-- What the task asks --
Each record below is to be copied word for word, with pictures removed.

[Stored data]
....................
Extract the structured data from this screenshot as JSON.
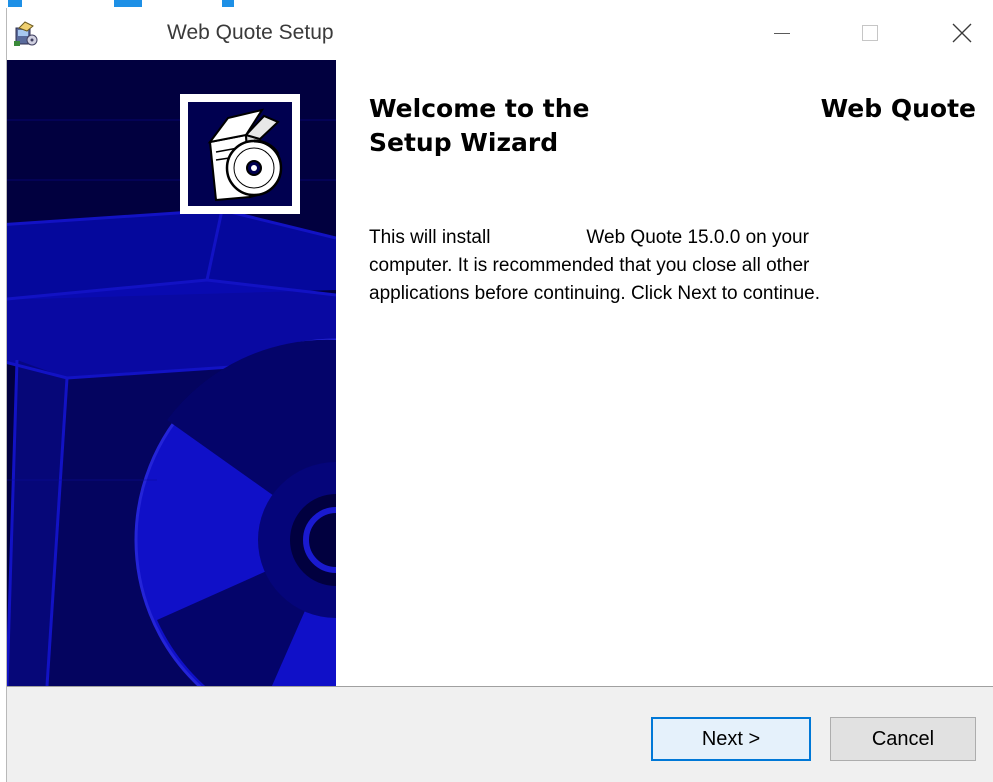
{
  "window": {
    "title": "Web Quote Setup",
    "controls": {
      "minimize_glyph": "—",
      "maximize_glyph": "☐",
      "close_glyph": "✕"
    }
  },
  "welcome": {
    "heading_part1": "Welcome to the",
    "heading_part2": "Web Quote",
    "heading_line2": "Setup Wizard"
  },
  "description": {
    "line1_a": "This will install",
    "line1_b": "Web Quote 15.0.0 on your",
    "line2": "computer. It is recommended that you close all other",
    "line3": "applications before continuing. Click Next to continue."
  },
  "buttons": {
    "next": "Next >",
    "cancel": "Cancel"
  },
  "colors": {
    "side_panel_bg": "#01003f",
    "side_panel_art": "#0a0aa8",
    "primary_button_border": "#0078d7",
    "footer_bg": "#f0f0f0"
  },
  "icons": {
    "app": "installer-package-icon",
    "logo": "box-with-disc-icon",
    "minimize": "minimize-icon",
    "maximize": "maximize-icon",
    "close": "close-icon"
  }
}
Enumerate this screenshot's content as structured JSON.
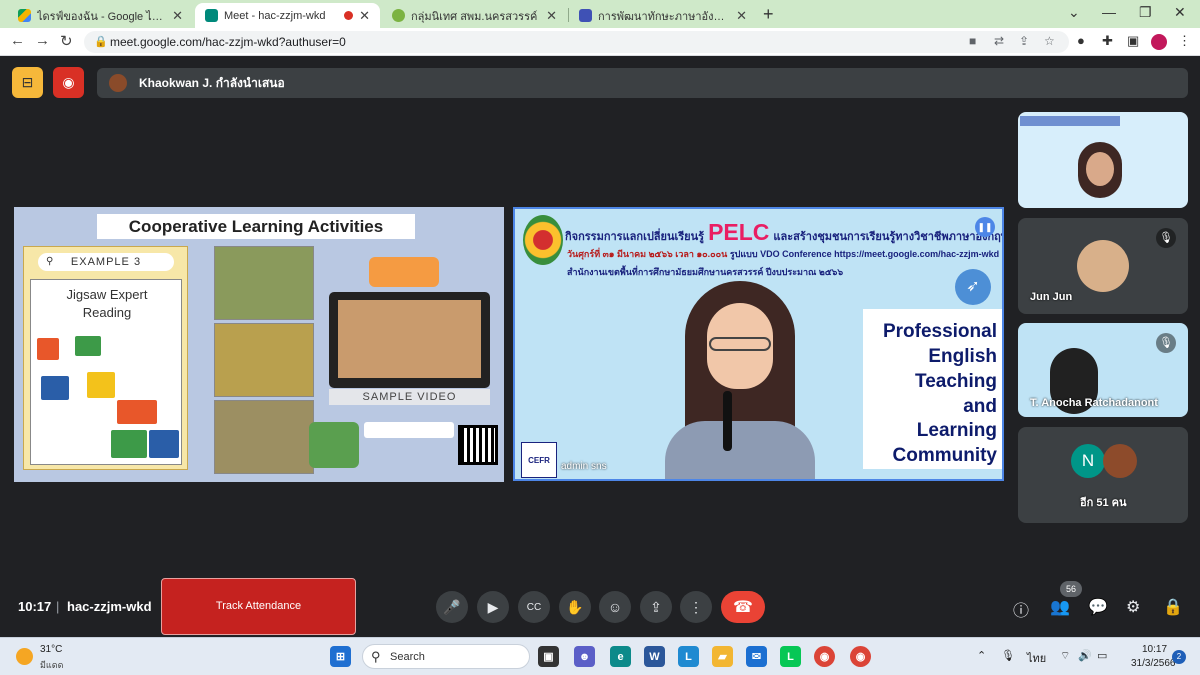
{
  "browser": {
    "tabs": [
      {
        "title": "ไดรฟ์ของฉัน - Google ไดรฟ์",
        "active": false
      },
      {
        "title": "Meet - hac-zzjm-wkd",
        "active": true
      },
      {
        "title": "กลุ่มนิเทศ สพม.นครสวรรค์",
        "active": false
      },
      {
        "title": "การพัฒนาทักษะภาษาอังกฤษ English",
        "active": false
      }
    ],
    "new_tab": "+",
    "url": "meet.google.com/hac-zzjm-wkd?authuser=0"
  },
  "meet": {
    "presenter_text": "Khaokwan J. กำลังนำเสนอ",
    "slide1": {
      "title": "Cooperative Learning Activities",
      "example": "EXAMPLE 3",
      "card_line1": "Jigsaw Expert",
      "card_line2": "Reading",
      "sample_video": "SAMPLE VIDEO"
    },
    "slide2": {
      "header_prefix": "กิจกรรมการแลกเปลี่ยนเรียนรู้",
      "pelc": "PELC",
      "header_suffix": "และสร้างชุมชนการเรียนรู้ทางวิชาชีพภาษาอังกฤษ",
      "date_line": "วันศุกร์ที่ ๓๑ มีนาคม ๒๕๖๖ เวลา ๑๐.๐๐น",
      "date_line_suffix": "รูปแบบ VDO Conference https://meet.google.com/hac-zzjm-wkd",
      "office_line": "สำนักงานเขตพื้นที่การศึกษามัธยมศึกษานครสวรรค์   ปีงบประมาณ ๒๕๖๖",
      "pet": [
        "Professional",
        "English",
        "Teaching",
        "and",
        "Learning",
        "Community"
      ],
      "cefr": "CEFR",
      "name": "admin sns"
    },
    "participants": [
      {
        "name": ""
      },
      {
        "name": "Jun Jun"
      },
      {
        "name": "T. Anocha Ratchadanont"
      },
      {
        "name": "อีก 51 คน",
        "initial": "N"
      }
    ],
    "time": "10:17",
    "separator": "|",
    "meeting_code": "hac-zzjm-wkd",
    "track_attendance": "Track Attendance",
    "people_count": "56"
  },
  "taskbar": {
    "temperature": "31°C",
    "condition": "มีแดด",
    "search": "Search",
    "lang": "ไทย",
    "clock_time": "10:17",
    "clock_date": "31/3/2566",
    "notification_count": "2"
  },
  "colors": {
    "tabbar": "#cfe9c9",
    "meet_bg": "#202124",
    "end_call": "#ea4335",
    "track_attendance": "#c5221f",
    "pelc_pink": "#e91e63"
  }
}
....................
-- Output below --
Extract the structured data from this screenshot as JSON.
{
  "window": {
    "title": "Web Quote Setup",
    "controls": {
      "minimize_glyph": "—",
      "maximize_glyph": "☐",
      "close_glyph": "✕"
    }
  },
  "welcome": {
    "heading_part1": "Welcome to the",
    "heading_part2": "Web Quote",
    "heading_line2": "Setup Wizard"
  },
  "description": {
    "line1_a": "This will install",
    "line1_b": "Web Quote 15.0.0 on your",
    "line2": "computer. It is recommended that you close all other",
    "line3": "applications before continuing. Click Next to continue."
  },
  "buttons": {
    "next": "Next >",
    "cancel": "Cancel"
  },
  "colors": {
    "side_panel_bg": "#01003f",
    "side_panel_art": "#0a0aa8",
    "primary_button_border": "#0078d7",
    "footer_bg": "#f0f0f0"
  },
  "icons": {
    "app": "installer-package-icon",
    "logo": "box-with-disc-icon",
    "minimize": "minimize-icon",
    "maximize": "maximize-icon",
    "close": "close-icon"
  }
}
Enumerate this screenshot's content as structured JSON.
{
  "browser": {
    "tabs": [
      {
        "title": "ไดรฟ์ของฉัน - Google ไดรฟ์",
        "active": false
      },
      {
        "title": "Meet - hac-zzjm-wkd",
        "active": true
      },
      {
        "title": "กลุ่มนิเทศ สพม.นครสวรรค์",
        "active": false
      },
      {
        "title": "การพัฒนาทักษะภาษาอังกฤษ English",
        "active": false
      }
    ],
    "new_tab": "+",
    "url": "meet.google.com/hac-zzjm-wkd?authuser=0"
  },
  "meet": {
    "presenter_text": "Khaokwan J. กำลังนำเสนอ",
    "slide1": {
      "title": "Cooperative Learning Activities",
      "example": "EXAMPLE 3",
      "card_line1": "Jigsaw Expert",
      "card_line2": "Reading",
      "sample_video": "SAMPLE VIDEO"
    },
    "slide2": {
      "header_prefix": "กิจกรรมการแลกเปลี่ยนเรียนรู้",
      "pelc": "PELC",
      "header_suffix": "และสร้างชุมชนการเรียนรู้ทางวิชาชีพภาษาอังกฤษ",
      "date_line": "วันศุกร์ที่ ๓๑ มีนาคม ๒๕๖๖ เวลา ๑๐.๐๐น",
      "date_line_suffix": "รูปแบบ VDO Conference https://meet.google.com/hac-zzjm-wkd",
      "office_line": "สำนักงานเขตพื้นที่การศึกษามัธยมศึกษานครสวรรค์   ปีงบประมาณ ๒๕๖๖",
      "pet": [
        "Professional",
        "English",
        "Teaching",
        "and",
        "Learning",
        "Community"
      ],
      "cefr": "CEFR",
      "name": "admin sns"
    },
    "participants": [
      {
        "name": ""
      },
      {
        "name": "Jun Jun"
      },
      {
        "name": "T. Anocha Ratchadanont"
      },
      {
        "name": "อีก 51 คน",
        "initial": "N"
      }
    ],
    "time": "10:17",
    "separator": "|",
    "meeting_code": "hac-zzjm-wkd",
    "track_attendance": "Track Attendance",
    "people_count": "56"
  },
  "taskbar": {
    "temperature": "31°C",
    "condition": "มีแดด",
    "search": "Search",
    "lang": "ไทย",
    "clock_time": "10:17",
    "clock_date": "31/3/2566",
    "notification_count": "2"
  },
  "colors": {
    "tabbar": "#cfe9c9",
    "meet_bg": "#202124",
    "end_call": "#ea4335",
    "track_attendance": "#c5221f",
    "pelc_pink": "#e91e63"
  }
}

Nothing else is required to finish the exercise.